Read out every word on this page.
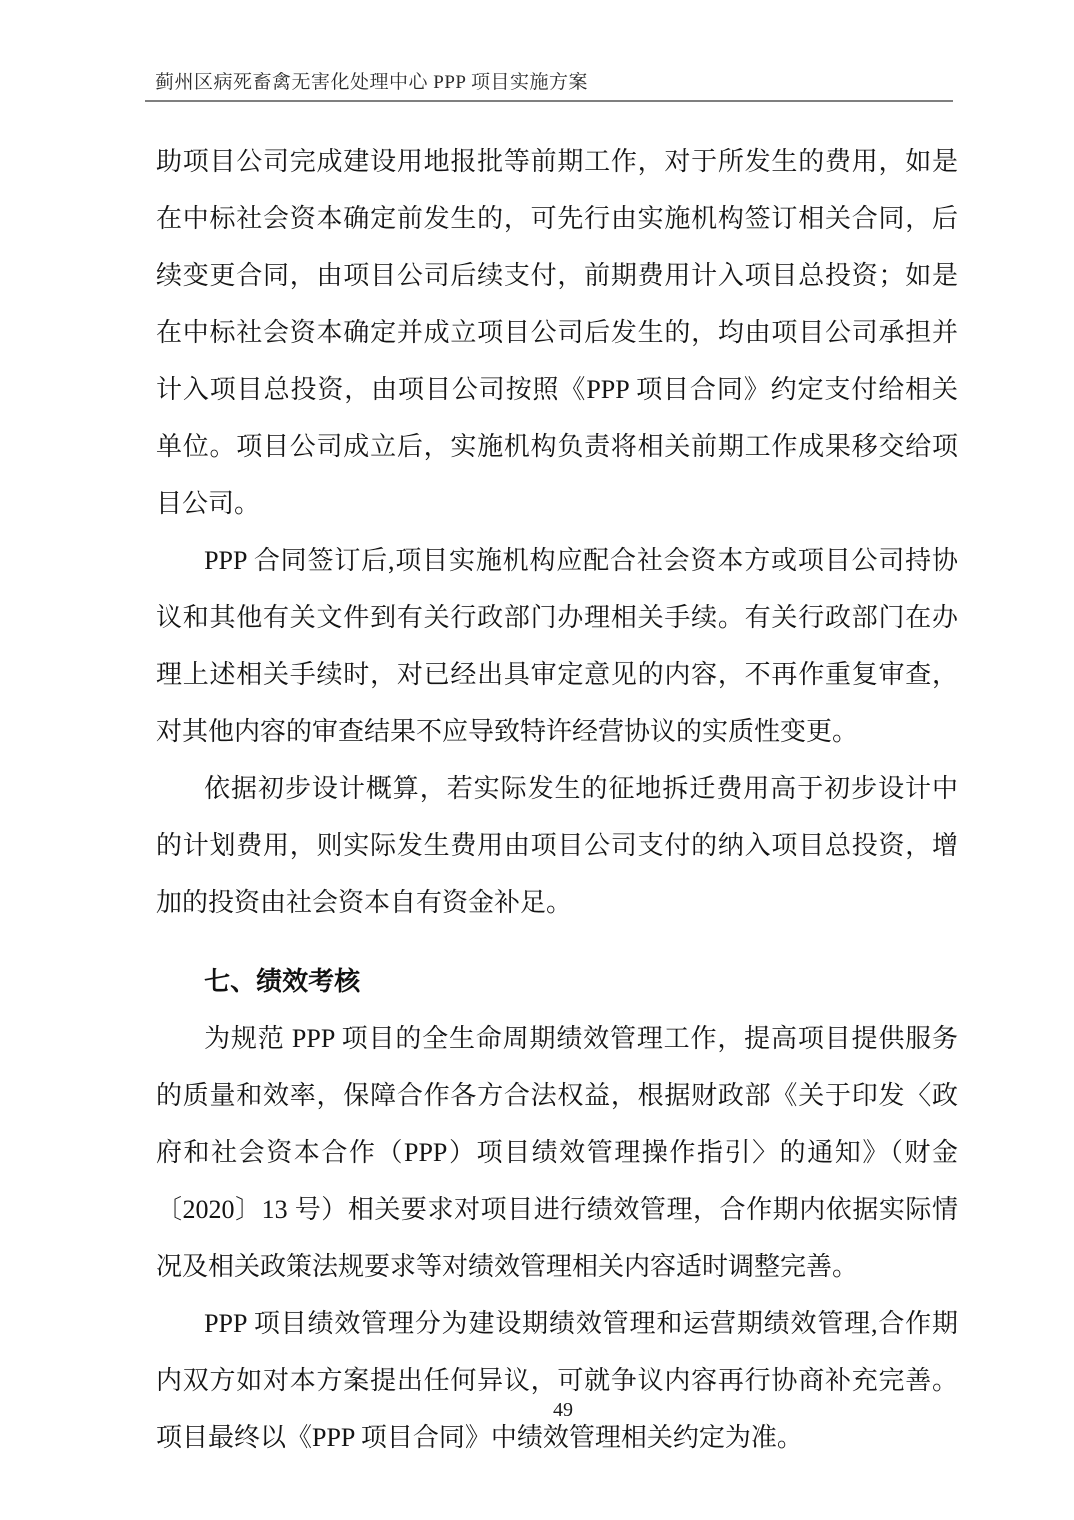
蓟州区病死畜禽无害化处理中心 PPP 项目实施方案

助项目公司完成建设用地报批等前期工作，对于所发生的费用，如是在中标社会资本确定前发生的，可先行由实施机构签订相关合同，后续变更合同，由项目公司后续支付，前期费用计入项目总投资；如是在中标社会资本确定并成立项目公司后发生的，均由项目公司承担并计入项目总投资，由项目公司按照《PPP 项目合同》约定支付给相关单位。项目公司成立后，实施机构负责将相关前期工作成果移交给项目公司。

PPP 合同签订后,项目实施机构应配合社会资本方或项目公司持协议和其他有关文件到有关行政部门办理相关手续。有关行政部门在办理上述相关手续时，对已经出具审定意见的内容，不再作重复审查，对其他内容的审查结果不应导致特许经营协议的实质性变更。

依据初步设计概算，若实际发生的征地拆迁费用高于初步设计中的计划费用，则实际发生费用由项目公司支付的纳入项目总投资，增加的投资由社会资本自有资金补足。

七、绩效考核

为规范 PPP 项目的全生命周期绩效管理工作，提高项目提供服务的质量和效率，保障合作各方合法权益，根据财政部《关于印发〈政府和社会资本合作（PPP）项目绩效管理操作指引〉的通知》（财金〔2020〕13 号）相关要求对项目进行绩效管理，合作期内依据实际情况及相关政策法规要求等对绩效管理相关内容适时调整完善。

PPP 项目绩效管理分为建设期绩效管理和运营期绩效管理,合作期内双方如对本方案提出任何异议，可就争议内容再行协商补充完善。项目最终以《PPP 项目合同》中绩效管理相关约定为准。

49
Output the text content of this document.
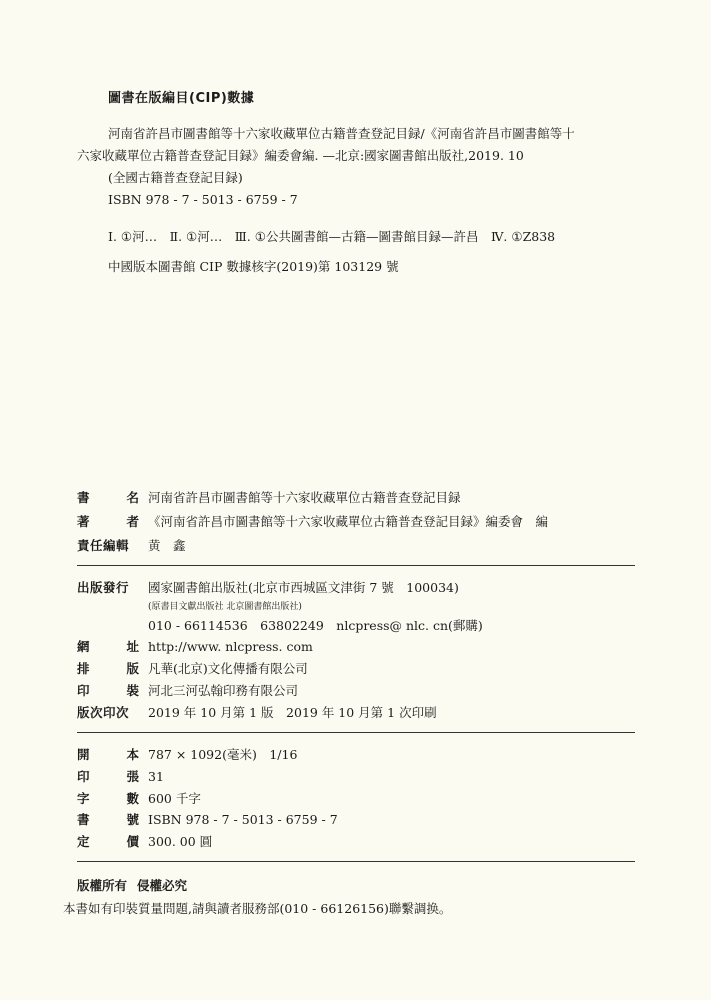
圖書在版編目(CIP)數據
河南省許昌市圖書館等十六家收藏單位古籍普查登記目録/《河南省許昌市圖書館等十
六家收藏單位古籍普查登記目録》編委會編. —北京:國家圖書館出版社,2019. 10
(全國古籍普查登記目録)
ISBN 978 - 7 - 5013 - 6759 - 7
Ⅰ. ①河…　Ⅱ. ①河…　Ⅲ. ①公共圖書館—古籍—圖書館目録—許昌　Ⅳ. ①Z838
中國版本圖書館 CIP 數據核字(2019)第 103129 號
書	名 河南省許昌市圖書館等十六家收藏單位古籍普查登記目録
著	者 《河南省許昌市圖書館等十六家收藏單位古籍普查登記目録》編委會　編
責任編輯	黄　鑫
出版發行	國家圖書館出版社(北京市西城區文津街 7 號　100034)
(原書目文獻出版社 北京圖書館出版社)
010 - 66114536　63802249　nlcpress@ nlc. cn(郵購)
網	址 http://www. nlcpress. com
排	版 凡華(北京)文化傳播有限公司
印	裝 河北三河弘翰印務有限公司
版次印次	2019 年 10 月第 1 版　2019 年 10 月第 1 次印刷
開	本 787 × 1092(毫米)　1/16
印	張 31
字	數 600 千字
書	號 ISBN 978 - 7 - 5013 - 6759 - 7
定	價 300. 00 圓
版權所有 侵權必究
本書如有印裝質量問題,請與讀者服務部(010 - 66126156)聯繫調换。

============

Task requirements
Could you repeat all of the material exactly? Pictures should not be copied.

Solution for this task
Read out every word on this page.
蓟州区病死畜禽无害化处理中心 PPP 项目实施方案

助项目公司完成建设用地报批等前期工作，对于所发生的费用，如是在中标社会资本确定前发生的，可先行由实施机构签订相关合同，后续变更合同，由项目公司后续支付，前期费用计入项目总投资；如是在中标社会资本确定并成立项目公司后发生的，均由项目公司承担并计入项目总投资，由项目公司按照《PPP 项目合同》约定支付给相关单位。项目公司成立后，实施机构负责将相关前期工作成果移交给项目公司。

PPP 合同签订后,项目实施机构应配合社会资本方或项目公司持协议和其他有关文件到有关行政部门办理相关手续。有关行政部门在办理上述相关手续时，对已经出具审定意见的内容，不再作重复审查，对其他内容的审查结果不应导致特许经营协议的实质性变更。

依据初步设计概算，若实际发生的征地拆迁费用高于初步设计中的计划费用，则实际发生费用由项目公司支付的纳入项目总投资，增加的投资由社会资本自有资金补足。

七、绩效考核

为规范 PPP 项目的全生命周期绩效管理工作，提高项目提供服务的质量和效率，保障合作各方合法权益，根据财政部《关于印发〈政府和社会资本合作（PPP）项目绩效管理操作指引〉的通知》（财金〔2020〕13 号）相关要求对项目进行绩效管理，合作期内依据实际情况及相关政策法规要求等对绩效管理相关内容适时调整完善。

PPP 项目绩效管理分为建设期绩效管理和运营期绩效管理,合作期内双方如对本方案提出任何异议，可就争议内容再行协商补充完善。项目最终以《PPP 项目合同》中绩效管理相关约定为准。

49
Output the text content of this document.
圖書在版編目(CIP)數據
河南省許昌市圖書館等十六家收藏單位古籍普查登記目録/《河南省許昌市圖書館等十
六家收藏單位古籍普查登記目録》編委會編. —北京:國家圖書館出版社,2019. 10
(全國古籍普查登記目録)
ISBN 978 - 7 - 5013 - 6759 - 7
Ⅰ. ①河…　Ⅱ. ①河…　Ⅲ. ①公共圖書館—古籍—圖書館目録—許昌　Ⅳ. ①Z838
中國版本圖書館 CIP 數據核字(2019)第 103129 號
書	名 河南省許昌市圖書館等十六家收藏單位古籍普查登記目録
著	者 《河南省許昌市圖書館等十六家收藏單位古籍普查登記目録》編委會　編
責任編輯	黄　鑫
出版發行	國家圖書館出版社(北京市西城區文津街 7 號　100034)
(原書目文獻出版社 北京圖書館出版社)
010 - 66114536　63802249　nlcpress@ nlc. cn(郵購)
網	址 http://www. nlcpress. com
排	版 凡華(北京)文化傳播有限公司
印	裝 河北三河弘翰印務有限公司
版次印次	2019 年 10 月第 1 版　2019 年 10 月第 1 次印刷
開	本 787 × 1092(毫米)　1/16
印	張 31
字	數 600 千字
書	號 ISBN 978 - 7 - 5013 - 6759 - 7
定	價 300. 00 圓
版權所有 侵權必究
本書如有印裝質量問題,請與讀者服務部(010 - 66126156)聯繫調换。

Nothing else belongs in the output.